(Data extracted from a collection)
* start *

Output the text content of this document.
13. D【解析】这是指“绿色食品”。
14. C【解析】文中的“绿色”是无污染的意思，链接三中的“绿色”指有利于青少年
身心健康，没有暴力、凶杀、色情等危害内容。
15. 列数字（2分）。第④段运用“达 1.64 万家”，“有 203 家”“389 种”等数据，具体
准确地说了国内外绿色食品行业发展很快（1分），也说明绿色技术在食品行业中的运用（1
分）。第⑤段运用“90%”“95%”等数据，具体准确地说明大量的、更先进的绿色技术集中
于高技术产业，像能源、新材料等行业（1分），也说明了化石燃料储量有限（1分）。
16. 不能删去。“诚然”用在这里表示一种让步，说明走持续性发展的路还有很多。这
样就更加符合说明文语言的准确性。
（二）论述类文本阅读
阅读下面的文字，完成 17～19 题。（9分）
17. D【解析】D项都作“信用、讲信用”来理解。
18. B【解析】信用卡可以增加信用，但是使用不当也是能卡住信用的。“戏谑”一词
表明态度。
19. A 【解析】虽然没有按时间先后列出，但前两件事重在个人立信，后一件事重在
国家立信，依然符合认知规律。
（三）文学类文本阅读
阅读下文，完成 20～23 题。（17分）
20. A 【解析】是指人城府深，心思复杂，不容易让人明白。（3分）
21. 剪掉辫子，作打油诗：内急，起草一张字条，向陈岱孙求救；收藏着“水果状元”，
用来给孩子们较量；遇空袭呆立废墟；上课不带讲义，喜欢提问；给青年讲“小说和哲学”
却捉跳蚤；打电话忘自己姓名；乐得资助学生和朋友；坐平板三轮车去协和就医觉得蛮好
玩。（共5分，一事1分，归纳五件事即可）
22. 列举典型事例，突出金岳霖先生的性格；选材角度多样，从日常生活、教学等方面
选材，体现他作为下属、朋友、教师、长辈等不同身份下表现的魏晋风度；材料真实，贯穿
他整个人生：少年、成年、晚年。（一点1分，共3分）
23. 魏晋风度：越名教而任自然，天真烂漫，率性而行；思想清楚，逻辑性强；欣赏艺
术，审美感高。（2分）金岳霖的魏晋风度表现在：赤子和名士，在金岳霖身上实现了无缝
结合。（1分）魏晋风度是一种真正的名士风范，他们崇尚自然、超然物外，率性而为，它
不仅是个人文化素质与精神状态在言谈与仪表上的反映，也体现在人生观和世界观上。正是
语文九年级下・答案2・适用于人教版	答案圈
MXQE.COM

* end *

Task statement: Your task is to output the full set of records exactly as presented.

Complete response:
Output the text content of this document.
13. D【解析】这是指“绿色食品”。
14. C【解析】文中的“绿色”是无污染的意思，链接三中的“绿色”指有利于青少年
身心健康，没有暴力、凶杀、色情等危害内容。
15. 列数字（2分）。第④段运用“达 1.64 万家”，“有 203 家”“389 种”等数据，具体
准确地说了国内外绿色食品行业发展很快（1分），也说明绿色技术在食品行业中的运用（1
分）。第⑤段运用“90%”“95%”等数据，具体准确地说明大量的、更先进的绿色技术集中
于高技术产业，像能源、新材料等行业（1分），也说明了化石燃料储量有限（1分）。
16. 不能删去。“诚然”用在这里表示一种让步，说明走持续性发展的路还有很多。这
样就更加符合说明文语言的准确性。
（二）论述类文本阅读
阅读下面的文字，完成 17～19 题。（9分）
17. D【解析】D项都作“信用、讲信用”来理解。
18. B【解析】信用卡可以增加信用，但是使用不当也是能卡住信用的。“戏谑”一词
表明态度。
19. A 【解析】虽然没有按时间先后列出，但前两件事重在个人立信，后一件事重在
国家立信，依然符合认知规律。
（三）文学类文本阅读
阅读下文，完成 20～23 题。（17分）
20. A 【解析】是指人城府深，心思复杂，不容易让人明白。（3分）
21. 剪掉辫子，作打油诗：内急，起草一张字条，向陈岱孙求救；收藏着“水果状元”，
用来给孩子们较量；遇空袭呆立废墟；上课不带讲义，喜欢提问；给青年讲“小说和哲学”
却捉跳蚤；打电话忘自己姓名；乐得资助学生和朋友；坐平板三轮车去协和就医觉得蛮好
玩。（共5分，一事1分，归纳五件事即可）
22. 列举典型事例，突出金岳霖先生的性格；选材角度多样，从日常生活、教学等方面
选材，体现他作为下属、朋友、教师、长辈等不同身份下表现的魏晋风度；材料真实，贯穿
他整个人生：少年、成年、晚年。（一点1分，共3分）
23. 魏晋风度：越名教而任自然，天真烂漫，率性而行；思想清楚，逻辑性强；欣赏艺
术，审美感高。（2分）金岳霖的魏晋风度表现在：赤子和名士，在金岳霖身上实现了无缝
结合。（1分）魏晋风度是一种真正的名士风范，他们崇尚自然、超然物外，率性而为，它
不仅是个人文化素质与精神状态在言谈与仪表上的反映，也体现在人生观和世界观上。正是
语文九年级下・答案2・适用于人教版	答案圈
MXQE.COM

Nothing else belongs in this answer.